(Task description) Reproduce the credit market commentary word for word from "Regarding asset-backed securities" to "demand for MBS.".

Source: Janus Henderson Investors, Bloomberg, Bloomberg US Corporate High Yield Bond Index, spread, weekly data, 27 November 1998 to 21 November 2025. Current tight episode length is from week ending 18 April 2025 to week ending 21 November 2025. There is no guarantee that past trends will continue or forecasts will be realised. Past performance does not predict future returns.

Exhibit 2 demonstrated that spreads remain relatively wide among securitised assets. Opportunities should abound within securitised sectors of the market, where regulatory changes (i.e., Solvency II capital recalibration, and Basel III reproposal) could lead to potential reductions in risk weights, increasing the appetite for higher-quality loan tranches and mortgages from banks and insurers. We continue to view AAA collateralised loan obligations (CLOs) as offering attractive yields above those offered by money markets.

Regarding asset-backed securities (ABS), we think concerns about consumer credit are overblown outside a narrow subset. We recognise that lower-income borrowers face challenges from weak income growth and benefit less from the wealth effect of rising asset prices, which creates stress in some areas. This argues for selectivity, but in the main, US consumers continue to service debts well. It is often overlooked that borrowing standards evolve with consumer health, leading to more conservative lending practices as the consumer weakens.

In our view, securities linked to real estate continue to offer select opportunities. Agency mortgage-backed securities (agency MBS) have spreads closer to average levels historically. The technical backdrop is strong and improving, as regulatory relief in the US and Europe and lower short-term interest rates should boost demand for MBS.

(Given data)
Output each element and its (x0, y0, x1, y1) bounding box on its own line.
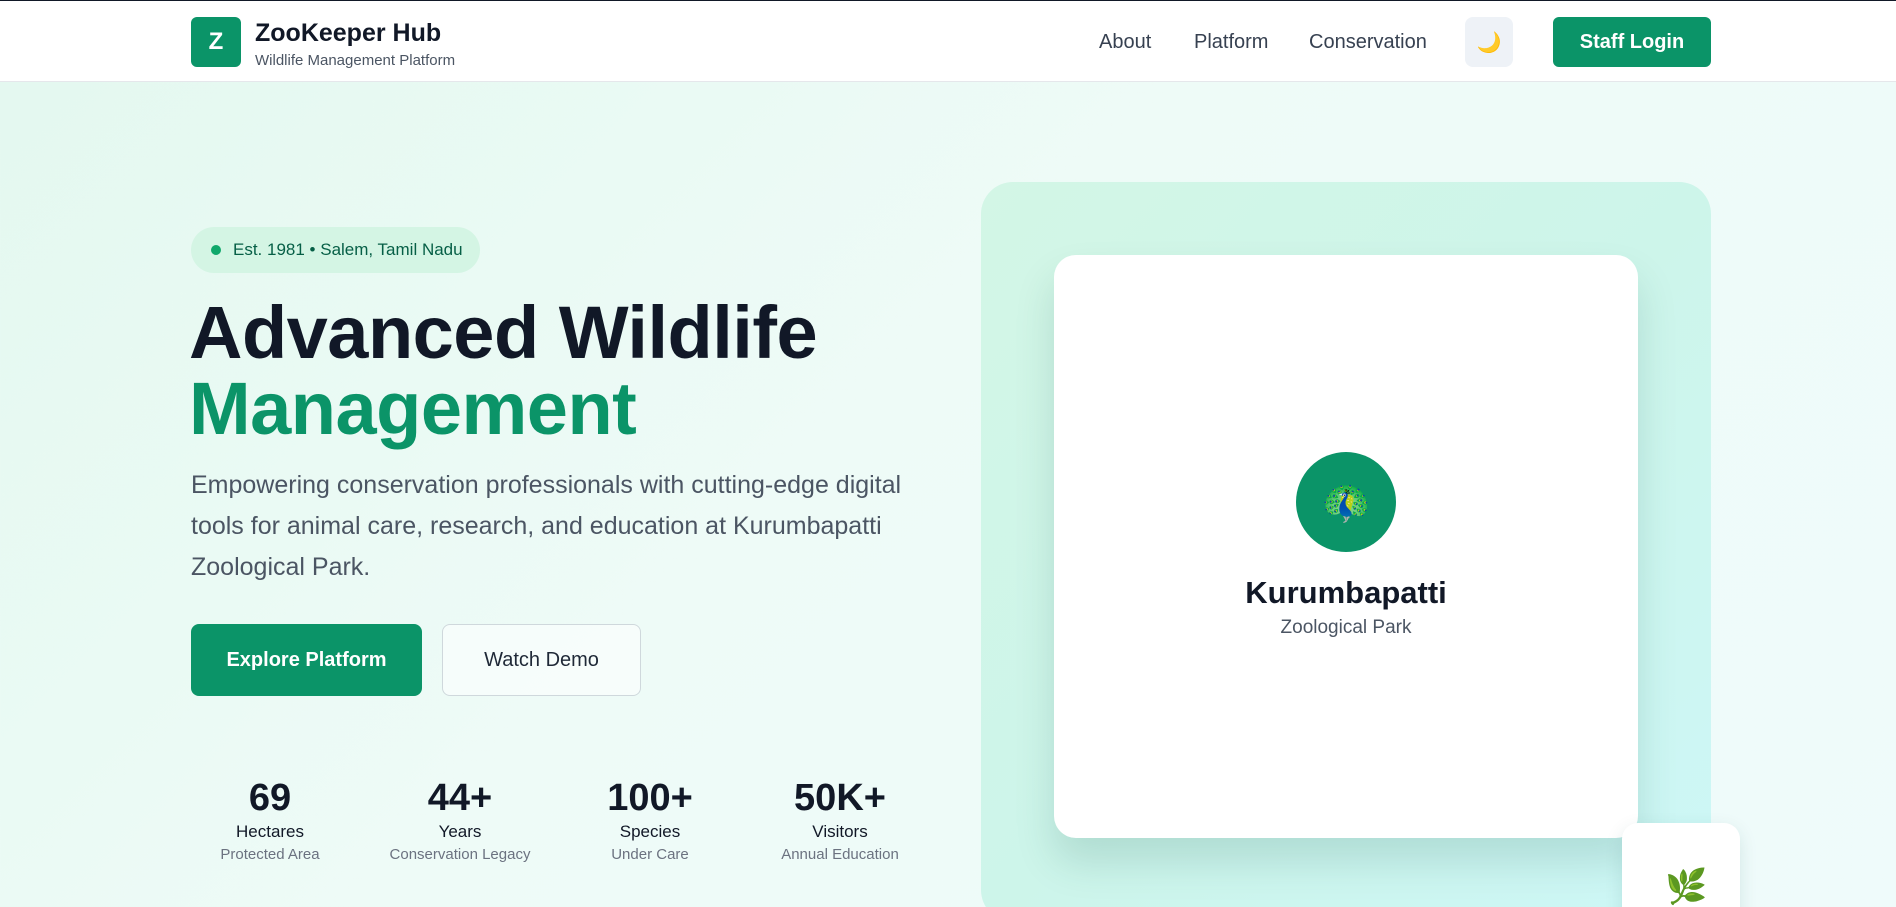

(Written response)
Regarding asset-backed securities (ABS), we think concerns about consumer credit are overblown outside a narrow subset. We recognise that lower-income borrowers face challenges from weak income growth and benefit less from the wealth effect of rising asset prices, which creates stress in some areas. This argues for selectivity, but in the main, US consumers continue to service debts well. It is often overlooked that borrowing standards evolve with consumer health, leading to more conservative lending practices as the consumer weakens.

In our view, securities linked to real estate continue to offer select opportunities. Agency mortgage-backed securities (agency MBS) have spreads closer to average levels historically. The technical backdrop is strong and improving, as regulatory relief in the US and Europe and lower short-term interest rates should boost demand for MBS.